▶ **Objective**
Print every one of the following lines without changing a character, but leave the pictures out of your answer.

▶ **Annotated element listings**
——————————
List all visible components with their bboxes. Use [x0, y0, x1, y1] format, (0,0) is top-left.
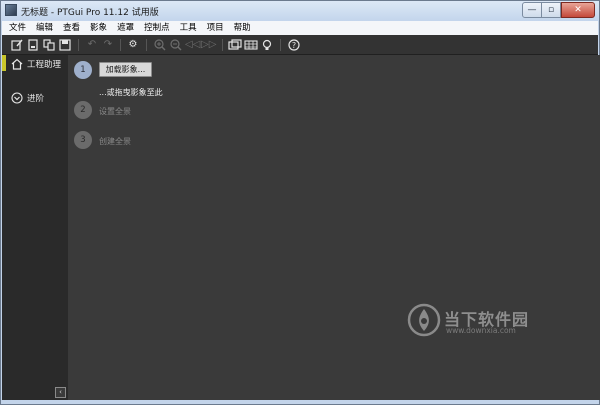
collapse-sidebar-button[interactable]: ‹: [55, 387, 66, 398]
home-icon: [11, 58, 23, 70]
undo-icon[interactable]: ↶: [85, 38, 99, 52]
svg-text:?: ?: [292, 41, 296, 50]
step-1-badge: 1: [74, 61, 92, 79]
active-indicator: [2, 55, 6, 71]
menu-images[interactable]: 影象: [90, 21, 107, 35]
title-bar: 无标题 - PTGui Pro 11.12 试用版 — ▫ ✕: [1, 1, 599, 21]
help-icon[interactable]: ?: [287, 38, 301, 52]
sidebar-item-project-assistant[interactable]: 工程助理: [11, 58, 61, 70]
zoom-out-icon[interactable]: [169, 38, 183, 52]
watermark-logo: [407, 303, 441, 337]
minimize-button[interactable]: —: [522, 2, 542, 18]
step-2-label: 设置全景: [99, 107, 131, 116]
save-icon[interactable]: [58, 38, 72, 52]
menu-tools[interactable]: 工具: [180, 21, 197, 35]
menu-edit[interactable]: 编辑: [36, 21, 53, 35]
app-icon: [5, 4, 17, 16]
lightbulb-icon[interactable]: [260, 38, 274, 52]
watermark-url: www.downxia.com: [446, 326, 516, 335]
close-button[interactable]: ✕: [561, 2, 595, 18]
drag-drop-hint: ...或拖曳影象至此: [99, 88, 163, 97]
open-recent-icon[interactable]: [42, 38, 56, 52]
app-window: 无标题 - PTGui Pro 11.12 试用版 — ▫ ✕ 文件 编辑 查看…: [0, 0, 600, 405]
load-images-button[interactable]: 加载影象...: [99, 62, 152, 77]
menu-project[interactable]: 项目: [207, 21, 224, 35]
toolbar: ↶ ↷ ⚙ ◁◁ ▷▷ ?: [2, 35, 598, 55]
sidebar-item-advanced[interactable]: 进阶: [11, 92, 44, 104]
toolbar-separator: [78, 39, 79, 51]
step-2-badge: 2: [74, 101, 92, 119]
sidebar-item-label: 进阶: [27, 94, 45, 104]
next-image-icon[interactable]: ▷▷: [201, 38, 216, 52]
menu-view[interactable]: 查看: [63, 21, 80, 35]
menu-mask[interactable]: 遮罩: [117, 21, 134, 35]
menu-control-points[interactable]: 控制点: [144, 21, 170, 35]
prev-image-icon[interactable]: ◁◁: [185, 38, 200, 52]
project-assistant-panel: 1 加载影象... ...或拖曳影象至此 2 设置全景 3 创建全景: [68, 55, 600, 400]
step-3-label: 创建全景: [99, 137, 131, 146]
menu-help[interactable]: 帮助: [234, 21, 251, 35]
sidebar: 工程助理 进阶 ‹: [2, 55, 68, 400]
toolbar-separator: [280, 39, 281, 51]
toolbar-separator: [222, 39, 223, 51]
chevron-down-circle-icon: [11, 92, 23, 104]
maximize-button[interactable]: ▫: [541, 2, 561, 18]
open-project-icon[interactable]: [26, 38, 40, 52]
zoom-in-icon[interactable]: [153, 38, 167, 52]
table-view-icon[interactable]: [244, 38, 258, 52]
panorama-editor-icon[interactable]: [228, 38, 242, 52]
new-project-icon[interactable]: [10, 38, 24, 52]
toolbar-separator: [146, 39, 147, 51]
settings-icon[interactable]: ⚙: [126, 38, 140, 52]
sidebar-item-label: 工程助理: [27, 60, 62, 70]
menu-bar: 文件 编辑 查看 影象 遮罩 控制点 工具 项目 帮助: [2, 21, 598, 35]
menu-file[interactable]: 文件: [9, 21, 26, 35]
toolbar-separator: [120, 39, 121, 51]
window-title: 无标题 - PTGui Pro 11.12 试用版: [21, 8, 159, 18]
redo-icon[interactable]: ↷: [101, 38, 115, 52]
step-3-badge: 3: [74, 131, 92, 149]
——————————
▶ **Task result**
List all visible components with their bboxes. Use [x0, y0, x1, y1] format, (0,0) is top-left.
collapse-sidebar-button[interactable]: ‹: [55, 387, 66, 398]
home-icon: [11, 58, 23, 70]
undo-icon[interactable]: ↶: [85, 38, 99, 52]
svg-text:?: ?: [292, 41, 296, 50]
step-1-badge: 1: [74, 61, 92, 79]
active-indicator: [2, 55, 6, 71]
menu-images[interactable]: 影象: [90, 21, 107, 35]
title-bar: 无标题 - PTGui Pro 11.12 试用版 — ▫ ✕: [1, 1, 599, 21]
help-icon[interactable]: ?: [287, 38, 301, 52]
sidebar-item-project-assistant[interactable]: 工程助理: [11, 58, 61, 70]
zoom-out-icon[interactable]: [169, 38, 183, 52]
watermark-logo: [407, 303, 441, 337]
minimize-button[interactable]: —: [522, 2, 542, 18]
step-2-label: 设置全景: [99, 107, 131, 116]
save-icon[interactable]: [58, 38, 72, 52]
menu-tools[interactable]: 工具: [180, 21, 197, 35]
menu-edit[interactable]: 编辑: [36, 21, 53, 35]
app-icon: [5, 4, 17, 16]
lightbulb-icon[interactable]: [260, 38, 274, 52]
watermark-url: www.downxia.com: [446, 326, 516, 335]
close-button[interactable]: ✕: [561, 2, 595, 18]
drag-drop-hint: ...或拖曳影象至此: [99, 88, 163, 97]
open-recent-icon[interactable]: [42, 38, 56, 52]
app-window: 无标题 - PTGui Pro 11.12 试用版 — ▫ ✕ 文件 编辑 查看…: [0, 0, 600, 405]
load-images-button[interactable]: 加载影象...: [99, 62, 152, 77]
menu-project[interactable]: 项目: [207, 21, 224, 35]
toolbar: ↶ ↷ ⚙ ◁◁ ▷▷ ?: [2, 35, 598, 55]
sidebar-item-advanced[interactable]: 进阶: [11, 92, 44, 104]
toolbar-separator: [78, 39, 79, 51]
step-2-badge: 2: [74, 101, 92, 119]
sidebar-item-label: 进阶: [27, 94, 45, 104]
next-image-icon[interactable]: ▷▷: [201, 38, 216, 52]
menu-view[interactable]: 查看: [63, 21, 80, 35]
menu-mask[interactable]: 遮罩: [117, 21, 134, 35]
menu-control-points[interactable]: 控制点: [144, 21, 170, 35]
prev-image-icon[interactable]: ◁◁: [185, 38, 200, 52]
project-assistant-panel: 1 加载影象... ...或拖曳影象至此 2 设置全景 3 创建全景: [68, 55, 600, 400]
step-3-label: 创建全景: [99, 137, 131, 146]
menu-help[interactable]: 帮助: [234, 21, 251, 35]
sidebar: 工程助理 进阶 ‹: [2, 55, 68, 400]
toolbar-separator: [280, 39, 281, 51]
toolbar-separator: [222, 39, 223, 51]
chevron-down-circle-icon: [11, 92, 23, 104]
maximize-button[interactable]: ▫: [541, 2, 561, 18]
open-project-icon[interactable]: [26, 38, 40, 52]
zoom-in-icon[interactable]: [153, 38, 167, 52]
table-view-icon[interactable]: [244, 38, 258, 52]
panorama-editor-icon[interactable]: [228, 38, 242, 52]
new-project-icon[interactable]: [10, 38, 24, 52]
toolbar-separator: [146, 39, 147, 51]
settings-icon[interactable]: ⚙: [126, 38, 140, 52]
sidebar-item-label: 工程助理: [27, 60, 62, 70]
menu-bar: 文件 编辑 查看 影象 遮罩 控制点 工具 项目 帮助: [2, 21, 598, 35]
menu-file[interactable]: 文件: [9, 21, 26, 35]
toolbar-separator: [120, 39, 121, 51]
window-title: 无标题 - PTGui Pro 11.12 试用版: [21, 8, 159, 18]
redo-icon[interactable]: ↷: [101, 38, 115, 52]
step-3-badge: 3: [74, 131, 92, 149]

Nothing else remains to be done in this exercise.